**EXERCISE DESCRIPTION:** Check each line of the data for "legend" and select those that have it.

**RECORD EXCERPTS:**
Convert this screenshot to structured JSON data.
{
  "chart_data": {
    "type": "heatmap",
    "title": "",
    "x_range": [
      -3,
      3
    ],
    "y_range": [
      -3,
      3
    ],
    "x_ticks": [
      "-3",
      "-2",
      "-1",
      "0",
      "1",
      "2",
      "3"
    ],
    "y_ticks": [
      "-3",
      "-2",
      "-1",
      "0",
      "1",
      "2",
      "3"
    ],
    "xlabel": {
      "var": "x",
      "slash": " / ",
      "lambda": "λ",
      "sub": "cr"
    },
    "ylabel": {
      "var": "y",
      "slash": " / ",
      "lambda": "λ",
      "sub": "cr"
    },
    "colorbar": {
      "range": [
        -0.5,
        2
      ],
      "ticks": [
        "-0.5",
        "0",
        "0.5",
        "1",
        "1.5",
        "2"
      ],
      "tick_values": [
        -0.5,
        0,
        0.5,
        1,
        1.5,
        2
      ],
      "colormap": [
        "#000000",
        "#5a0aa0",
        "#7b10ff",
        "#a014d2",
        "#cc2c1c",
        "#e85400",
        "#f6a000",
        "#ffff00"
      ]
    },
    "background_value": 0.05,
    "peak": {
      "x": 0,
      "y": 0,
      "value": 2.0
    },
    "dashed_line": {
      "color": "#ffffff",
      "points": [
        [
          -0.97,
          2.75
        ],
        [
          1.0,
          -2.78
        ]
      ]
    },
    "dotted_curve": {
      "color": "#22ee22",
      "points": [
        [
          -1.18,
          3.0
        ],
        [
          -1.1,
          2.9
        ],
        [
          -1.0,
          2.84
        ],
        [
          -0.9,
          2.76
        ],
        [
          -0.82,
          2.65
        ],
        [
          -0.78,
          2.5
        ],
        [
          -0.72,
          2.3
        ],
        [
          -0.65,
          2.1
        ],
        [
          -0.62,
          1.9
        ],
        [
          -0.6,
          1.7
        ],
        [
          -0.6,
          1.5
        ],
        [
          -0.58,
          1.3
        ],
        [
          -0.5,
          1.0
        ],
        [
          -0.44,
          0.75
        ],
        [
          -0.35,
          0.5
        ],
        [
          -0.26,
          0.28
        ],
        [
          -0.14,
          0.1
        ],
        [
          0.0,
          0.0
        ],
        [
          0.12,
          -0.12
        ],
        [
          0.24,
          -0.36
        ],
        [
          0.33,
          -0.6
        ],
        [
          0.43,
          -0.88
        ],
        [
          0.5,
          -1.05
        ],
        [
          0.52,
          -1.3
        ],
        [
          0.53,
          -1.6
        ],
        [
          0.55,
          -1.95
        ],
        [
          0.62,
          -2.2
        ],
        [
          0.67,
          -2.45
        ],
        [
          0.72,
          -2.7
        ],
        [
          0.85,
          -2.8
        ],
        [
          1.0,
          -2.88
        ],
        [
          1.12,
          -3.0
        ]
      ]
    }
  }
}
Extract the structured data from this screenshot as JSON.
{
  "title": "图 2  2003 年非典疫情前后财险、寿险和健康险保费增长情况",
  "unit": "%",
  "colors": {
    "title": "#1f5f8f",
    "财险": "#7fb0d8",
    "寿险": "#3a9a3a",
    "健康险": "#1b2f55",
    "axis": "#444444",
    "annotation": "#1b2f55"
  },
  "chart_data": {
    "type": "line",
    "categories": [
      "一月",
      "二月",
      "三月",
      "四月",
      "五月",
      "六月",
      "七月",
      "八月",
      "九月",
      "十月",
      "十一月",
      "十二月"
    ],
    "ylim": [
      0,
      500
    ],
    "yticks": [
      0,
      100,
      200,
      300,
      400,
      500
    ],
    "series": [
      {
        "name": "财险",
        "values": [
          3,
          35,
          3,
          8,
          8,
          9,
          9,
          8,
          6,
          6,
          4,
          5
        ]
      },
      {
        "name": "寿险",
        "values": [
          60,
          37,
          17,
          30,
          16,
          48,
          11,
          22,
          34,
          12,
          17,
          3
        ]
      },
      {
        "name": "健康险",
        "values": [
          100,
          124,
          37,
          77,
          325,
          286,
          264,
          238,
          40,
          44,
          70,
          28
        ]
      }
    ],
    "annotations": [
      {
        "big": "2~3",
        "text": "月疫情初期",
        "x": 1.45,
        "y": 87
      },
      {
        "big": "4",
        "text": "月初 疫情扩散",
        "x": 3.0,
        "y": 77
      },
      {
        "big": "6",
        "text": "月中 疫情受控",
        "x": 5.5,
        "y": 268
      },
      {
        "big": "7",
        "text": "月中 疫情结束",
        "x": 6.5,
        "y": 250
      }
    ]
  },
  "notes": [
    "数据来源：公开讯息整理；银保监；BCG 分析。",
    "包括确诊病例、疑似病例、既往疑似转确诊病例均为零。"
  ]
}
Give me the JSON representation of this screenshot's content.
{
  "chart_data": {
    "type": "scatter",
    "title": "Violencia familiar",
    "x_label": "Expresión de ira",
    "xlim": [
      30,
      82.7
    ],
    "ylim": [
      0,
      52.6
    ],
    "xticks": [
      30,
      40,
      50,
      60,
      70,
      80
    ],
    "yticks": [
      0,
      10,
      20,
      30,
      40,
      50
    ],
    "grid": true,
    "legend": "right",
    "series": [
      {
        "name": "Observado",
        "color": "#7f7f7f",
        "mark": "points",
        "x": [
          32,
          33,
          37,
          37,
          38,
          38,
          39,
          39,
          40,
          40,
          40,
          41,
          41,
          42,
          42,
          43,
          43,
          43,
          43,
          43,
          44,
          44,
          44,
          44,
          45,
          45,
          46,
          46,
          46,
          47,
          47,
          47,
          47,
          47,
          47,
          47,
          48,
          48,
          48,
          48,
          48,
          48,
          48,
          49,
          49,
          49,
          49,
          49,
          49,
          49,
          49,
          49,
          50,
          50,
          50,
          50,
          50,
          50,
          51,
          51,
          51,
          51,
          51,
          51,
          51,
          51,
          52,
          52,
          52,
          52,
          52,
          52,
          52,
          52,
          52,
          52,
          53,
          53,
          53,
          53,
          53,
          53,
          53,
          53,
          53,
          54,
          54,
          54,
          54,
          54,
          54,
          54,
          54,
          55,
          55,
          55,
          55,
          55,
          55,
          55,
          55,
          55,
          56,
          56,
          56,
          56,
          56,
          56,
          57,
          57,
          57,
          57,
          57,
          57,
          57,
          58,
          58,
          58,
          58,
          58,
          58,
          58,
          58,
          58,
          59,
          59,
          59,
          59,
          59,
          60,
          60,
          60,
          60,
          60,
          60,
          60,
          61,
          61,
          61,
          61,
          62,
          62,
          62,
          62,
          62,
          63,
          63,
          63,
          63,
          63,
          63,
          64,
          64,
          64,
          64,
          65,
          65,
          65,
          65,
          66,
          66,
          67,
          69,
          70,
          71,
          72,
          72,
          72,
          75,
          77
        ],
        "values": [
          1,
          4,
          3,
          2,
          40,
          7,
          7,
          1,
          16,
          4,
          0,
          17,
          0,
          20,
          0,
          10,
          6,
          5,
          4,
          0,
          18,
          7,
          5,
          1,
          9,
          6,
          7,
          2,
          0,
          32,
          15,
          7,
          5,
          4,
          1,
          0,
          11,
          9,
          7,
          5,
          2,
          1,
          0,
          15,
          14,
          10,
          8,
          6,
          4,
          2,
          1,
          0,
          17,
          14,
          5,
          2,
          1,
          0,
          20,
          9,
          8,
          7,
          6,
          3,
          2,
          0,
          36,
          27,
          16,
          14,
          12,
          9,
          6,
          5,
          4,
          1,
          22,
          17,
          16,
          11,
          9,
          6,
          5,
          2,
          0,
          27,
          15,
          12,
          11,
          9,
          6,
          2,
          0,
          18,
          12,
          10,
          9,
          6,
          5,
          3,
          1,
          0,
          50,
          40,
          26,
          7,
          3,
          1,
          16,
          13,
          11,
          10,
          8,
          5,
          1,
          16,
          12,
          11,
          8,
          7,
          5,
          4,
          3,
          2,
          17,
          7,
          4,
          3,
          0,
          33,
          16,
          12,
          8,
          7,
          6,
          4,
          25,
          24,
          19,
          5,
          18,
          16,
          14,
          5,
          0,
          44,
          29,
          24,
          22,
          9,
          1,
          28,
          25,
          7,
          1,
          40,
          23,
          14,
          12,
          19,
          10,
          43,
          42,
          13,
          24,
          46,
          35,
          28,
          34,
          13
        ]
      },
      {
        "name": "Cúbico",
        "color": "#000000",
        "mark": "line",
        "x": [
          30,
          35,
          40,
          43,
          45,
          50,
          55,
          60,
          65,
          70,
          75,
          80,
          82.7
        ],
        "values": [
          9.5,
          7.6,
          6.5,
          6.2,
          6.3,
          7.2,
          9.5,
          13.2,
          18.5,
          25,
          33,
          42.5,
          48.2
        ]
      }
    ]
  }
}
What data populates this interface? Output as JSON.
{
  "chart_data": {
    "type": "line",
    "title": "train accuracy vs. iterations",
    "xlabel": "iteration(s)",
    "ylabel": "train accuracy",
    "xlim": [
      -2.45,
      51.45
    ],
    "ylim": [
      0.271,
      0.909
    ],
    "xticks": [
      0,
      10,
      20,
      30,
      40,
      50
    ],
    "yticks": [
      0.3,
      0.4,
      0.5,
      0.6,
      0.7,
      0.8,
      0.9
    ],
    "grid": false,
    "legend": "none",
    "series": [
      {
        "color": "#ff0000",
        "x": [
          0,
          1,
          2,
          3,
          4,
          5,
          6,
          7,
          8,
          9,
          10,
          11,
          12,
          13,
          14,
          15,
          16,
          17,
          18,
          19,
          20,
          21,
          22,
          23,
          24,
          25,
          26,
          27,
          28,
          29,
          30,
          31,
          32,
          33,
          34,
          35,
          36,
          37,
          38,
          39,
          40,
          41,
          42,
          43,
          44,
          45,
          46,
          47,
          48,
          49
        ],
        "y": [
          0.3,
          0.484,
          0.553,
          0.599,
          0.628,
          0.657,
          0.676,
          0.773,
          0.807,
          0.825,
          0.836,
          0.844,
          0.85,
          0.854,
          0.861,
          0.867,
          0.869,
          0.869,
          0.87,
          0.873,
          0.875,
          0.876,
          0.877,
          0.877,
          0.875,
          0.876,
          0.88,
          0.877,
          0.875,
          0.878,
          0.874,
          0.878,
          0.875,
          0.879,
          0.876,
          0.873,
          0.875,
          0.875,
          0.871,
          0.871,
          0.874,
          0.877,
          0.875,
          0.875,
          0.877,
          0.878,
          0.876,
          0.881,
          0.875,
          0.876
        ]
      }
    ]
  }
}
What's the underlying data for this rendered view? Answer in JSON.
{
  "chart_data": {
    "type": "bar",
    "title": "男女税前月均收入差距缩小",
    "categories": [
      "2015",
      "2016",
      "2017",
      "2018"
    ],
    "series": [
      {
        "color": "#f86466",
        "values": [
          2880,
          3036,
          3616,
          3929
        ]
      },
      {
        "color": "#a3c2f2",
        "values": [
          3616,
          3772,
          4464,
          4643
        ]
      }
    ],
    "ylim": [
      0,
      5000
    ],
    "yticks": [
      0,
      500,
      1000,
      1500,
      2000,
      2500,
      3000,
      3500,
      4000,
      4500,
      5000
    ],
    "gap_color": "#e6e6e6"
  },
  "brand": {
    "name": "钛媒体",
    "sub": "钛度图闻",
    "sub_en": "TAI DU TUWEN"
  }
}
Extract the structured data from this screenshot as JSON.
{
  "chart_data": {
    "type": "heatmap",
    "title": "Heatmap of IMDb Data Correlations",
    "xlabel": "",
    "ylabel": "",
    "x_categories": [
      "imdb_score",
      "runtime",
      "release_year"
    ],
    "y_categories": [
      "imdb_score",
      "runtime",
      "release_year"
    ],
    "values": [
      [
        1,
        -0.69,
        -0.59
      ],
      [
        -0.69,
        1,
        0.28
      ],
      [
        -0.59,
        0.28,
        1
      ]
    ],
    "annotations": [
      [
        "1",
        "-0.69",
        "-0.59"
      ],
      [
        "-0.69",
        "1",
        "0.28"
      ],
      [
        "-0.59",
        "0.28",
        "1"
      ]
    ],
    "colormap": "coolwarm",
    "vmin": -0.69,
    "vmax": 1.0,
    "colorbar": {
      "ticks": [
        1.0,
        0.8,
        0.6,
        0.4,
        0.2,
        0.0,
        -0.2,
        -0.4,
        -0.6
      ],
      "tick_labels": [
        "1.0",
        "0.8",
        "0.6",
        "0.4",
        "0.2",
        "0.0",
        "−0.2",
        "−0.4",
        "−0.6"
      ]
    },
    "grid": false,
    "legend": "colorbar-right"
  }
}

**ANSWER IN FULL:**
    "legend": "right",
    "legend": "none",
    "legend": "colorbar-right"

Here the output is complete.